Write out the listing beneath this instruction in its entirety, exactly as it reads.
++++++
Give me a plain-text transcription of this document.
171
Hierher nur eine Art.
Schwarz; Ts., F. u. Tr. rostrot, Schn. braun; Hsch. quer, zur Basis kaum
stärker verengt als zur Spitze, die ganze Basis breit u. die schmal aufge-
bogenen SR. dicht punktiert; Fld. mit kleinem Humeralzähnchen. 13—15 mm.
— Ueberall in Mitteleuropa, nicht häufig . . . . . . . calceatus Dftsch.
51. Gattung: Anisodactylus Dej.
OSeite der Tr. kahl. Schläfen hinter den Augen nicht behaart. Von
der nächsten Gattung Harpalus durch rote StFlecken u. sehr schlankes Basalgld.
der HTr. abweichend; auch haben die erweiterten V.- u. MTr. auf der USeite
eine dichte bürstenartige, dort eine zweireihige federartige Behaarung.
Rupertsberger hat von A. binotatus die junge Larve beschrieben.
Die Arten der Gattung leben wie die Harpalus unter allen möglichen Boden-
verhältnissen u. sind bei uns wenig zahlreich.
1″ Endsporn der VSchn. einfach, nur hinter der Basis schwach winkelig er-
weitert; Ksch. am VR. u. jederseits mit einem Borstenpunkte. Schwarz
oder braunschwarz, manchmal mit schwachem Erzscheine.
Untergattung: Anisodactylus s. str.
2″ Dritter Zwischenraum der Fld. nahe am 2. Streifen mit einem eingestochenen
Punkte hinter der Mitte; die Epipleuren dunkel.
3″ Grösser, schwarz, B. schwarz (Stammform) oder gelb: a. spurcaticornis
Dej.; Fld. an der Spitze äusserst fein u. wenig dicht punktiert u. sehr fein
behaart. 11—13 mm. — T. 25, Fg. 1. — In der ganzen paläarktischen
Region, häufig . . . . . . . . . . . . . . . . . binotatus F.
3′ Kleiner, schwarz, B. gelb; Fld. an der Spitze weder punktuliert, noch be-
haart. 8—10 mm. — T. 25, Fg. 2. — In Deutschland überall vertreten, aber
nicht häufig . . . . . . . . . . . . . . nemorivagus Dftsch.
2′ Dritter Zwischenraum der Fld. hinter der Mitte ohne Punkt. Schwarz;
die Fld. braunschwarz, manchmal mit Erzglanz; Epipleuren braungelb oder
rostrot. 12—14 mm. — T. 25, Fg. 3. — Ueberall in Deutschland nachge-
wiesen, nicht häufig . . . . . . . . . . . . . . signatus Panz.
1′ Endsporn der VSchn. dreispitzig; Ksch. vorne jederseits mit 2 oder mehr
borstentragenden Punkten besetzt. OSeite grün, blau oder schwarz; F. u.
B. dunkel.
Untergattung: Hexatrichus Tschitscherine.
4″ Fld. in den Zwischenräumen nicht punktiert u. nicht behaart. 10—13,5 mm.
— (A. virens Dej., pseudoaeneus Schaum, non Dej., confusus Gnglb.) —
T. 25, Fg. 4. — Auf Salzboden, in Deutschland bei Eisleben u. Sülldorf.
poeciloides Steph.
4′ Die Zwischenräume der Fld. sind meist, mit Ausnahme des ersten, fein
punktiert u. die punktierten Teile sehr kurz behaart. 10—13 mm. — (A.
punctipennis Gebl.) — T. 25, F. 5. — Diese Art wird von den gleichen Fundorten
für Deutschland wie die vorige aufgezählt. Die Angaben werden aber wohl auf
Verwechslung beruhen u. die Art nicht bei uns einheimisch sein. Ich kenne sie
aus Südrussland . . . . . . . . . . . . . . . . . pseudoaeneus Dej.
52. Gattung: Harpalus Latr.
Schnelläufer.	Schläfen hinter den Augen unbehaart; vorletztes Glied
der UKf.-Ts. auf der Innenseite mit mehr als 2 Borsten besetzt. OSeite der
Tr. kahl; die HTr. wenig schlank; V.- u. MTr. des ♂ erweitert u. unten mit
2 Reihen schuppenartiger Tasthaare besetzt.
++++++
Expected answer =>
Give me a plain-text transcription of this document.
171
Hierher nur eine Art.
Schwarz; Ts., F. u. Tr. rostrot, Schn. braun; Hsch. quer, zur Basis kaum
stärker verengt als zur Spitze, die ganze Basis breit u. die schmal aufge-
bogenen SR. dicht punktiert; Fld. mit kleinem Humeralzähnchen. 13—15 mm.
— Ueberall in Mitteleuropa, nicht häufig . . . . . . . calceatus Dftsch.
51. Gattung: Anisodactylus Dej.
OSeite der Tr. kahl. Schläfen hinter den Augen nicht behaart. Von
der nächsten Gattung Harpalus durch rote StFlecken u. sehr schlankes Basalgld.
der HTr. abweichend; auch haben die erweiterten V.- u. MTr. auf der USeite
eine dichte bürstenartige, dort eine zweireihige federartige Behaarung.
Rupertsberger hat von A. binotatus die junge Larve beschrieben.
Die Arten der Gattung leben wie die Harpalus unter allen möglichen Boden-
verhältnissen u. sind bei uns wenig zahlreich.
1″ Endsporn der VSchn. einfach, nur hinter der Basis schwach winkelig er-
weitert; Ksch. am VR. u. jederseits mit einem Borstenpunkte. Schwarz
oder braunschwarz, manchmal mit schwachem Erzscheine.
Untergattung: Anisodactylus s. str.
2″ Dritter Zwischenraum der Fld. nahe am 2. Streifen mit einem eingestochenen
Punkte hinter der Mitte; die Epipleuren dunkel.
3″ Grösser, schwarz, B. schwarz (Stammform) oder gelb: a. spurcaticornis
Dej.; Fld. an der Spitze äusserst fein u. wenig dicht punktiert u. sehr fein
behaart. 11—13 mm. — T. 25, Fg. 1. — In der ganzen paläarktischen
Region, häufig . . . . . . . . . . . . . . . . . binotatus F.
3′ Kleiner, schwarz, B. gelb; Fld. an der Spitze weder punktuliert, noch be-
haart. 8—10 mm. — T. 25, Fg. 2. — In Deutschland überall vertreten, aber
nicht häufig . . . . . . . . . . . . . . nemorivagus Dftsch.
2′ Dritter Zwischenraum der Fld. hinter der Mitte ohne Punkt. Schwarz;
die Fld. braunschwarz, manchmal mit Erzglanz; Epipleuren braungelb oder
rostrot. 12—14 mm. — T. 25, Fg. 3. — Ueberall in Deutschland nachge-
wiesen, nicht häufig . . . . . . . . . . . . . . signatus Panz.
1′ Endsporn der VSchn. dreispitzig; Ksch. vorne jederseits mit 2 oder mehr
borstentragenden Punkten besetzt. OSeite grün, blau oder schwarz; F. u.
B. dunkel.
Untergattung: Hexatrichus Tschitscherine.
4″ Fld. in den Zwischenräumen nicht punktiert u. nicht behaart. 10—13,5 mm.
— (A. virens Dej., pseudoaeneus Schaum, non Dej., confusus Gnglb.) —
T. 25, Fg. 4. — Auf Salzboden, in Deutschland bei Eisleben u. Sülldorf.
poeciloides Steph.
4′ Die Zwischenräume der Fld. sind meist, mit Ausnahme des ersten, fein
punktiert u. die punktierten Teile sehr kurz behaart. 10—13 mm. — (A.
punctipennis Gebl.) — T. 25, F. 5. — Diese Art wird von den gleichen Fundorten
für Deutschland wie die vorige aufgezählt. Die Angaben werden aber wohl auf
Verwechslung beruhen u. die Art nicht bei uns einheimisch sein. Ich kenne sie
aus Südrussland . . . . . . . . . . . . . . . . . pseudoaeneus Dej.
52. Gattung: Harpalus Latr.
Schnelläufer.	Schläfen hinter den Augen unbehaart; vorletztes Glied
der UKf.-Ts. auf der Innenseite mit mehr als 2 Borsten besetzt. OSeite der
Tr. kahl; die HTr. wenig schlank; V.- u. MTr. des ♂ erweitert u. unten mit
2 Reihen schuppenartiger Tasthaare besetzt.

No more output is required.